* COMPITI DA SVOLGERE
A: Duplica, senza alcuna modifica, il passo dell'estratto sui motivi di ricorso che va da "In relazione alla" fino a "sono state disattese.".
B: Riprendi l'estratto sui motivi di ricorso dal punto in cui si ferma e proseguine la stesura.

* ESTRATTO SELEZIONATO
++++++
6. Con il sesto motivo di ricorso, rubricato ‘ Art. 360, comma 1, n. 4 c.p.c. in merito alla nullità della sentenza per carenza di adeguata motivazione in merito alla conferma della ripresa a tassazione relativamente alle movimentazioni bancarie ‘minori’ : Omessa pronuncia su specifiche questioni fatte valere e/o mancata valutazione RAGIONE_SOCIALE prove allegate’ , la contribuente censura l’apoditticità dell’affermazione dei giudici d’appello secondo la quale ‘analoghe negative considerazioni valgono per gli altri rilievi, di minore importo’ . 6.1. Il quinto e il sesto motivo, che per la loro stretta connessione possono essere esaminati e decisi congiuntamente, sono fondati.
In relazione alla ripresa fiscale di quelli che la C.T.R. chiama ‘rilievi di minore importo’ la sentenza impugnata è assolutamente carente di motivazione: non si comprende nemmeno quali siano i ‘rilievi di minore importo’ ai quali i giudici di appello hanno inteso riferirsi , né quali siano le considerazioni sulla cui base le deduzioni della contribuente circa la loro non assoggettabilità a tassazione sono state disattese.
7. Con il settimo motivo di ricorso, rubricato ‘ Art. 360, comma 1, n. 4 c.p.c.: In merito alla nullità dell’avviso per violazione dell’obbligo di sottoscrizione da parte del capo dell’ufficio o di altro impiegato della carriera direttiva ai sensi dell’art. 42 del d.P.R. n. 600 del 1973’ , la contribuente si duole che l’avviso di accertamento a lei notificato sarebbe stato sottoscritto da soggetto privo del relativo potere: esso non sarebbe stato sottoscritto né dal Direttore provinciale, né da altro impiegato della carriera direttiva da lui delegato.
Con l’ottavo motivo di ricorso, rubricato ‘Art. 360, comma 1, n. 3 c.p.c. : In merito alla nullità dell’avviso per violazione dell’obbligo di sottoscrizione da parte del capo dell’ufficio o di altro impiegato della carriera direttiva. Violazione dell’art. 42 del d.P.R. n. 600 del 1973’ , la contribuente torna sulla contestazione di cui al motivo precedente, affermando che l’avviso di accertamento non era stato sottoscritto da soggetto munito del relativo potere.
++++++
* CONTENUTO DEL DATASET

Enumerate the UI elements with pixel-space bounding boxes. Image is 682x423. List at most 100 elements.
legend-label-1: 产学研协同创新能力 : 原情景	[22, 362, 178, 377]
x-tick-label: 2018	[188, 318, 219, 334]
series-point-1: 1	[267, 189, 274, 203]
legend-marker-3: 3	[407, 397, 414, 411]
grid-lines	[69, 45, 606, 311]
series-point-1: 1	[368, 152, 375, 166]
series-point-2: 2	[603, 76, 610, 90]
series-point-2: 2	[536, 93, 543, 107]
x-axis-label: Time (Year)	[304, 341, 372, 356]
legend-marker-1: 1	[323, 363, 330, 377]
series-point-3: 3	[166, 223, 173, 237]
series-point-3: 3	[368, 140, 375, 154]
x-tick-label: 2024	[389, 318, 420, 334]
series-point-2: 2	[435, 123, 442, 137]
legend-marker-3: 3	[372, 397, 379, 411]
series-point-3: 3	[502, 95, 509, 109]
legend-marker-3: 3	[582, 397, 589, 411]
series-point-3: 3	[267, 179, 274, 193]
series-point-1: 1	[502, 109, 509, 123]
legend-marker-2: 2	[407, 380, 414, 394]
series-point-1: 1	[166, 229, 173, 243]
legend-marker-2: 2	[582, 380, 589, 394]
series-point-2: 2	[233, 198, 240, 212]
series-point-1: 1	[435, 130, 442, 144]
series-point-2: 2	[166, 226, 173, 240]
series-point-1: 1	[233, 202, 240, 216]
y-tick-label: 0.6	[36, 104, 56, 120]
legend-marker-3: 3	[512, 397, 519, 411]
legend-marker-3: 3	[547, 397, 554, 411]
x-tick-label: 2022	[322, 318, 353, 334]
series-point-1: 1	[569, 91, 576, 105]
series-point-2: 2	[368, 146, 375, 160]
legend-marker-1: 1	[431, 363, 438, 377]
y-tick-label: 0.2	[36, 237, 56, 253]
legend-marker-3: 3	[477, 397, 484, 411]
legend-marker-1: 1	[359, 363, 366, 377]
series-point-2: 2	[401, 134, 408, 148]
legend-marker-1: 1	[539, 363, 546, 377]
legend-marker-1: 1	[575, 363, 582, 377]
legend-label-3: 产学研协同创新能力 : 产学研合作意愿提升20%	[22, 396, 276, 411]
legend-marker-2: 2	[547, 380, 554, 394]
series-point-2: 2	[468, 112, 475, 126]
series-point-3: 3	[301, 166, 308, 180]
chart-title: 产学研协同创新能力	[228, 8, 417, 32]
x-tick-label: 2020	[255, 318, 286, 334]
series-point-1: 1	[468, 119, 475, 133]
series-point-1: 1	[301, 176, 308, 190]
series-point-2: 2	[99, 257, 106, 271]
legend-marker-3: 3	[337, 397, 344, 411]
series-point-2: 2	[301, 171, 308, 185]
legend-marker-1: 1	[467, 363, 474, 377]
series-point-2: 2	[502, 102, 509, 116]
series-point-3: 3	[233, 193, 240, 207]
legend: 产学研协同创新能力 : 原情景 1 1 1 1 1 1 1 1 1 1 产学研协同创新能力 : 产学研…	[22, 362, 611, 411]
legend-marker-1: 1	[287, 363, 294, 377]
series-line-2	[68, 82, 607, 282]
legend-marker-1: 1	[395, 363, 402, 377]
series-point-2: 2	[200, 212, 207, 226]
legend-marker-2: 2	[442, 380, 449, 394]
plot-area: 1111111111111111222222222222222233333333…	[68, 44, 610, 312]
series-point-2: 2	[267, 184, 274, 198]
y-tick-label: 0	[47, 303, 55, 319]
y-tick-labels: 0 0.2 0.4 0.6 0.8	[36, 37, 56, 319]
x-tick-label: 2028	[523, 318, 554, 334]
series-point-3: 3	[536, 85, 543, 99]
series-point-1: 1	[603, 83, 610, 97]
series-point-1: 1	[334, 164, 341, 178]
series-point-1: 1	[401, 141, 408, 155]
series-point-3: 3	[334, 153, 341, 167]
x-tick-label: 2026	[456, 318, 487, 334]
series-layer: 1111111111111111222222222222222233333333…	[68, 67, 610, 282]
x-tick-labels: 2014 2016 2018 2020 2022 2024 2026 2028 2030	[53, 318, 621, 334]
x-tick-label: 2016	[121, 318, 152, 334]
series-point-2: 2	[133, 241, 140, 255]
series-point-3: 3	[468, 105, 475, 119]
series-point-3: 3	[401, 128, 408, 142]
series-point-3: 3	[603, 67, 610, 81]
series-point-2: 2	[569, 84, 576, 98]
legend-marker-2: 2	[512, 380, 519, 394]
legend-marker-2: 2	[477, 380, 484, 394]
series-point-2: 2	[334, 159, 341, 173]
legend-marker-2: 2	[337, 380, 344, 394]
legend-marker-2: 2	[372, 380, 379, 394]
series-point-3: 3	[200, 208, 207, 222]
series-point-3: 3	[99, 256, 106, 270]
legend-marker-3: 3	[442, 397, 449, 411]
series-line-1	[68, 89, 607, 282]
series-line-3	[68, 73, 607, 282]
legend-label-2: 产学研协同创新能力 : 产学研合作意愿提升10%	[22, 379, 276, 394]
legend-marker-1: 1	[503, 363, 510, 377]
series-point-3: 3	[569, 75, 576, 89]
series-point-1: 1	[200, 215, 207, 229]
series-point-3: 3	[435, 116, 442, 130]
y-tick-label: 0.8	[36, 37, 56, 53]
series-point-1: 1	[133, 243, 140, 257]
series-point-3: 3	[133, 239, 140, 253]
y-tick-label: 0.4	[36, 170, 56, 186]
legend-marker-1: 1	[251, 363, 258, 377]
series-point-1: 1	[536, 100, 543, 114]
++++++
* RISULTATI DEI COMPITI
A:
In relazione alla ripresa fiscale di quelli che la C.T.R. chiama ‘rilievi di minore importo’ la sentenza impugnata è assolutamente carente di motivazione: non si comprende nemmeno quali siano i ‘rilievi di minore importo’ ai quali i giudici di appello hanno inteso riferirsi , né quali siano le considerazioni sulla cui base le deduzioni della contribuente circa la loro non assoggettabilità a tassazione sono state disattese.

B:
8.1. Il settimo e l’ottavo motivo, che per la loro connessione possono essere esaminati e decisi congiuntamente, sono inammissibili.
Quella del potere di sottoscrizione dell’avviso di accertamento, infatti, è questione nuova, non affrontata nella sentenza impugnata. Ai fini dell’ammissibilità del motivo di ricorso per cassazione che la veicoli dinanzi al giudice di legittimità, infatti, è necessario che il ricorrente indichi specificamente che tale questione era stata proposta sin dal primo grado dinanzi al giudice di prime cure e che sia stata ritualmente riproposta nel giudizio di appello (Cass., sez. L, n. 18018 del 01/07/2024, Rv. 671850 -01; Cass., Sez. 2-, Sentenza n. 20694 del 09/08/2018, Rv. 650009 – 01).
I motivi in esame non soddisfano tale onere di specificità, con la loro conseguente inammissibilità.
In conclusione, sono accolti il quinto e il sesto motivo di ricorso, inammissibili i restanti.
La sentenza è cassata in relazione ai motivi accolti e la causa è rinviata, anche per le spese, alla CGT-2 del RAGIONE_SOCIALE, in diversa composizione.
P.Q.M.
Accoglie il quinto e il sesto motivo di ricorso.
Dichiara inammissibili i restanti motivi.
Cassa la sentenza impugnata in relazione ai motivi accolti e rinvia la causa, anche per le spese, alla Corte di Giustizia Tributaria di secondo grado del RAGIONE_SOCIALE, in diversa composizione.
Così deciso in Roma, nella camera di consiglio del 20 novembre 2025.